**Text block**
----
Why this is optimal: only ONE __syncthreads() call (after writing to shared memory). The warp-level reductions use zero shared memory and zero barriers. This is the pattern used in cuBLAS, CUTLASS, and FlashAttention.

10.8 Hardware Warp Reductions (Ampere+ / SM 8.0+)¶

On compute capability 8.0+, the GPU has dedicated reduction hardware:

// Built-in warp reductions (one instruction, fastest possible)
float sum = __reduce_add_sync(0xFFFFFFFF, val);
float max = __reduce_max_sync(0xFFFFFFFF, val);
float min = __reduce_min_sync(0xFFFFFFFF, val);

// Integer versions
int   isum = __reduce_add_sync(0xFFFFFFFF, ival);
int   imax = __reduce_max_sync(0xFFFFFFFF, ival);

// Bitwise
unsigned and_result = __reduce_and_sync(0xFFFFFFFF, uval);
unsigned or_result  = __reduce_or_sync(0xFFFFFFFF, uval);

These are single hardware instructions — even faster than the shuffle loop. Use them when available (Orin Nano = SM 8.7 → supported).

10.9 Warp Vote — Collective Boolean Operations¶

// Do ALL active lanes satisfy the predicate?
bool all_done = __all_sync(0xFFFFFFFF, my_flag);

// Does ANY lane satisfy the predicate?
bool any_ready = __any_sync(0xFFFFFFFF, data_available);

// Get a bitmask of which lanes satisfy the predicate
unsigned mask = __ballot_sync(0xFFFFFFFF, val > threshold);
// mask bit i = 1 if lane i's (val > threshold) is true
// Example: mask = 0x0000FF00 → lanes 8–15 passed, others didn't

// Count how many lanes passed
int count = __popc(mask);   // population count (count set bits)
----
**Supplied material**
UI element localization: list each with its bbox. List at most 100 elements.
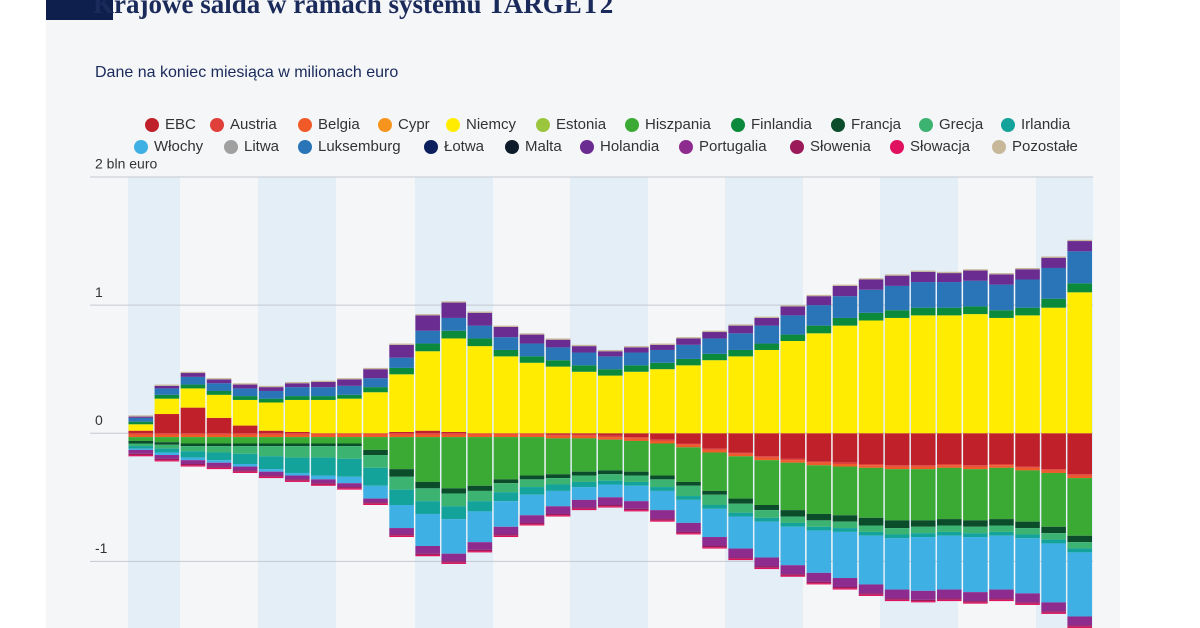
----
**Stated goal 1**
What SM version does the CUDA warp text give for the Orin Nano?
**Stated goal 2**
Update the part of the CUDA warp text that opens with the words containing "bool all_done = __all_sync(0xFFFFFFFF, my_flag);" and closes with "(count set bits)", replacing "threshold" with "limit".
**Stated goal 3**
Write what comes next in the CUDA warp text, starting after its last line.
The listing comes from a source unrelated to the CUDA warp text.

**Output 1**
SM 8.7

**Output 2**
bool all_done = __all_sync(0xFFFFFFFF, my_flag);

// Does ANY lane satisfy the predicate?
bool any_ready = __any_sync(0xFFFFFFFF, data_available);

// Get a bitmask of which lanes satisfy the predicate
unsigned mask = __ballot_sync(0xFFFFFFFF, val > limit);
// mask bit i = 1 if lane i's (val > limit) is true
// Example: mask = 0x0000FF00 → lanes 8–15 passed, others didn't

// Count how many lanes passed
int count = __popc(mask);   // population count (count set bits)

**Output 3**
Use cases in AI: - Attention masking: __ballot_sync to find which tokens are valid - Early exit: __all_sync(mask, converged) — stop iterating when all lanes converge - Sparse operations: __popc(__ballot_sync(...)) — count non-zero elements in warp

10.10 When to Use What¶

Need	Best primitive	Why
Sum/max/min of 32 values	`__reduce_add_sync` (SM 8.0+)	Single hardware instruction
Sum/max/min on older GPUs	`__shfl_down_sync` loop (5 steps)	Works everywhere
Exchange with neighbor	`__shfl_xor_sync(mask, val, 1)`	Butterfly pattern
Broadcast one value to all lanes	`__shfl_sync(mask, val, src_lane)`	Read from specific lane
Prefix sum (scan)	`__shfl_up_sync` loop	Build partial sums
Count true conditions	`__ballot_sync` + `__popc`	Bitmask + popcount
Check all/any convergence	`__all_sync` / `__any_sync`	Collective boolean
Block-wide reduction	Warp shuffle + 1 shared mem step	Hybrid (section 10.7)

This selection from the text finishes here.